(INFORMATION GIVEN)

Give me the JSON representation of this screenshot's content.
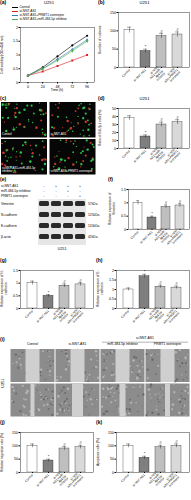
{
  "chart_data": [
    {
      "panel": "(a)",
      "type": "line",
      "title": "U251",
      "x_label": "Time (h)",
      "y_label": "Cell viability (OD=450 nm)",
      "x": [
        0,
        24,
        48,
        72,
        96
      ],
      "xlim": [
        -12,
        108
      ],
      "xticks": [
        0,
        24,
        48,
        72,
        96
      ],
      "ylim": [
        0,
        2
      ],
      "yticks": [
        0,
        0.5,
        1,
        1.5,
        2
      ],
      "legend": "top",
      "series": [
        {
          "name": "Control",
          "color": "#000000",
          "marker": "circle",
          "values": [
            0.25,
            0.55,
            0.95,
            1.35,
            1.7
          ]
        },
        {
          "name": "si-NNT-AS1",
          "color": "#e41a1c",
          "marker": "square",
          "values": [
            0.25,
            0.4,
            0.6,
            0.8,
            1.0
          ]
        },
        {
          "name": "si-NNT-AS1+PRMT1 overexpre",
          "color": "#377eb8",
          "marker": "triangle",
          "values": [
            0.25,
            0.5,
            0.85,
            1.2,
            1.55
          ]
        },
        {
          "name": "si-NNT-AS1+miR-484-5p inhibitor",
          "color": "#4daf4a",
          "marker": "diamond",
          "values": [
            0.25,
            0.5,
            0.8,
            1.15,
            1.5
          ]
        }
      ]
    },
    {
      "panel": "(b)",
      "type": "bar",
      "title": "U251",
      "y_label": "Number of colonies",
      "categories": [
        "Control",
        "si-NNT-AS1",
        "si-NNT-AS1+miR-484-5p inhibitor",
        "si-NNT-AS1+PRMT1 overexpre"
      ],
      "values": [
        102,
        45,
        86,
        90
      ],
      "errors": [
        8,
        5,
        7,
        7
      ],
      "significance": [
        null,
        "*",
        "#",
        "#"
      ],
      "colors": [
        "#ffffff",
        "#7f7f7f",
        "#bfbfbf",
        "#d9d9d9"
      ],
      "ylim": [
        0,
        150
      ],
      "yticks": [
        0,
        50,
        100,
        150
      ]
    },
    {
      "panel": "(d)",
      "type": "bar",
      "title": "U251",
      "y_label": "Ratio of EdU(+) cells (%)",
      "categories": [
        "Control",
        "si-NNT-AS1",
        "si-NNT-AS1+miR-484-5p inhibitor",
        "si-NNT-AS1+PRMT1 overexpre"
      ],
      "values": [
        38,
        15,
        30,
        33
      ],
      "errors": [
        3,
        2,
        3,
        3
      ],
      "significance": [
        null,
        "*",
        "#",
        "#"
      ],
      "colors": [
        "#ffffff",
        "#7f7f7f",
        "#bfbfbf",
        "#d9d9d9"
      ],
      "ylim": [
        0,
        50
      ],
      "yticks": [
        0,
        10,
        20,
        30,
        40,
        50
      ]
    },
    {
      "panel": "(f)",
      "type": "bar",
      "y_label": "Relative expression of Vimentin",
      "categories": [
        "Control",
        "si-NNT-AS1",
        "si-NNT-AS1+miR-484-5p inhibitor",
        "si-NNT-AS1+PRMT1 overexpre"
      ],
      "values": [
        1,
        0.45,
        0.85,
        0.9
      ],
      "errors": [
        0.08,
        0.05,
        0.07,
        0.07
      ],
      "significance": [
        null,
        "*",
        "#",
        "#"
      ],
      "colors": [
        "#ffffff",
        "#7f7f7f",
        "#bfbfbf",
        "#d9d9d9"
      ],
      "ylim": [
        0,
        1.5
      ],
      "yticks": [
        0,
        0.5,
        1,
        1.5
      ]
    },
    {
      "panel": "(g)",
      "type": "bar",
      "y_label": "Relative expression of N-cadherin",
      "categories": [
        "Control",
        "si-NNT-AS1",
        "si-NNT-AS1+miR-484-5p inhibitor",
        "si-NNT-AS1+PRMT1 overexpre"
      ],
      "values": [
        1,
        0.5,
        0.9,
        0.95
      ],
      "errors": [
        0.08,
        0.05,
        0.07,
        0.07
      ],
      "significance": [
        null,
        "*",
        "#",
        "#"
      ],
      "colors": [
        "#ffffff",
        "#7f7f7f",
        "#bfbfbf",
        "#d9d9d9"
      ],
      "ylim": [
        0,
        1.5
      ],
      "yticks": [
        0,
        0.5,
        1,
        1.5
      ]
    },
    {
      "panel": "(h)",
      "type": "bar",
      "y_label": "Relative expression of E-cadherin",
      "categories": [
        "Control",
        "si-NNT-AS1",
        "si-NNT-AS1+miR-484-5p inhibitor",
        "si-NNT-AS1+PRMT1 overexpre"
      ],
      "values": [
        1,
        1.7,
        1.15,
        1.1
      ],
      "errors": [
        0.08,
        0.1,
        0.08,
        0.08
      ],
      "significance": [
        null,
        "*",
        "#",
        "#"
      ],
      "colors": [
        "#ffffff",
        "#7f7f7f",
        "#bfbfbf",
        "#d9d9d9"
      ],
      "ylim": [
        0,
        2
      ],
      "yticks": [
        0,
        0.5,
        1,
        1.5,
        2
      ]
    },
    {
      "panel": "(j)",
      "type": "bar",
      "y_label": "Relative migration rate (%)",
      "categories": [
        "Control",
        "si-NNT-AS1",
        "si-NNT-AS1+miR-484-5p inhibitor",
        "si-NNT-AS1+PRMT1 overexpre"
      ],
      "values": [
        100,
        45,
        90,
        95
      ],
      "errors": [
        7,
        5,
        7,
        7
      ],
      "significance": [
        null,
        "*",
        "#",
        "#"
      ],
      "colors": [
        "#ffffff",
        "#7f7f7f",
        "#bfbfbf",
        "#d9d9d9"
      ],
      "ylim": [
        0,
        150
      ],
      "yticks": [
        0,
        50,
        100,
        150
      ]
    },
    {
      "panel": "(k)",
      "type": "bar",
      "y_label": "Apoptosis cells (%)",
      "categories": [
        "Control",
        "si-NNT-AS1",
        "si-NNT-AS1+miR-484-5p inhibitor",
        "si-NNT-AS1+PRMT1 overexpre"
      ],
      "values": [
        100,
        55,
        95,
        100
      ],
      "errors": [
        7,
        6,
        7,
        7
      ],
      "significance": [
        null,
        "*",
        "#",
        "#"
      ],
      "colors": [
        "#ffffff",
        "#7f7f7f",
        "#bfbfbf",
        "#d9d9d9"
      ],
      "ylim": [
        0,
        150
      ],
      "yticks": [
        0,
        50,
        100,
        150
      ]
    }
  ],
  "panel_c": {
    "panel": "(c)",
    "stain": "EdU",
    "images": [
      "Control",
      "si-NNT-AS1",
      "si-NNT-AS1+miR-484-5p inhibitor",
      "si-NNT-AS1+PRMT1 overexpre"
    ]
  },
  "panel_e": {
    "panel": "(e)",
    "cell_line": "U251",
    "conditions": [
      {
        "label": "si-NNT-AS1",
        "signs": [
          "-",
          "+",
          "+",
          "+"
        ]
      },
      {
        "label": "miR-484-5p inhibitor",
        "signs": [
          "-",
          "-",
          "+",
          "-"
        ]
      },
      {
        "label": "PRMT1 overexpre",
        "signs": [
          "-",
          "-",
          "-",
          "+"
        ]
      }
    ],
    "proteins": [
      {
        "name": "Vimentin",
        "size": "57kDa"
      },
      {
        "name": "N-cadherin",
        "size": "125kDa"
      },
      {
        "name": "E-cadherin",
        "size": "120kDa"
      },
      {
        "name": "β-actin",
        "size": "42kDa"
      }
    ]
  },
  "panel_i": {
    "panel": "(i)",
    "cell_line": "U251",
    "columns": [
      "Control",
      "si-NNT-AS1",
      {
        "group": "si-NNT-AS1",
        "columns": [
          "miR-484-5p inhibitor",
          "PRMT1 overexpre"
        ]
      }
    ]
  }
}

(End INFORMATION GIVEN)
(INFORMATION GIVEN)

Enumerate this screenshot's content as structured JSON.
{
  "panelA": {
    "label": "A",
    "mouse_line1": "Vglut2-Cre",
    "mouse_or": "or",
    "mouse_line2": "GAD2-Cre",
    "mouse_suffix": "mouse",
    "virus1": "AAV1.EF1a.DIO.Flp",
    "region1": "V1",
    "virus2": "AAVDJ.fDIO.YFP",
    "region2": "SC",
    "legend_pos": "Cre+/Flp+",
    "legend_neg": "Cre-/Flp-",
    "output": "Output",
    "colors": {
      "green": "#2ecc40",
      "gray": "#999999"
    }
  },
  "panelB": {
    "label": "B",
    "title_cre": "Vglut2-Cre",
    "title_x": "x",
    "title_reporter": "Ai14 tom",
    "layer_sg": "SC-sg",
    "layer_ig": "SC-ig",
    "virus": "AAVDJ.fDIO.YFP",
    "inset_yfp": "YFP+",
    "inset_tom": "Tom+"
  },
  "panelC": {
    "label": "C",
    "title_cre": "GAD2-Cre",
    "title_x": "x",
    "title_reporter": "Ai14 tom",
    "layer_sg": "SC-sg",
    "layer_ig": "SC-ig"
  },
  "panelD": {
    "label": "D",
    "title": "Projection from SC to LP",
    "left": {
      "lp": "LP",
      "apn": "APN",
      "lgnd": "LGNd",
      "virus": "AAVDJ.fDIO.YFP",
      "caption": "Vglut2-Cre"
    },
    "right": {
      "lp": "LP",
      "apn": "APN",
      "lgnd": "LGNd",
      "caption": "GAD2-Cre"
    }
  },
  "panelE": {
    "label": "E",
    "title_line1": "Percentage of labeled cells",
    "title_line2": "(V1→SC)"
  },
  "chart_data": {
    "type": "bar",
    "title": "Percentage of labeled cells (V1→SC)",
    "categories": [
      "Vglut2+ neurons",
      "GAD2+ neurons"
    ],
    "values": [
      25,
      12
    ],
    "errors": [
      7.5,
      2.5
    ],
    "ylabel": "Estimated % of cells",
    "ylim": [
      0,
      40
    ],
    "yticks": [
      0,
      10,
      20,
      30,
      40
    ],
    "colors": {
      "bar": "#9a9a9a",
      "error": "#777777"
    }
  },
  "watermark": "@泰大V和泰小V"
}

(End INFORMATION GIVEN)

- _REQUIRED ACTION_:
Tally the lines in the records above that contain the string "cadherin" and report only the tally.

- _YOUR SOLUTION_:
4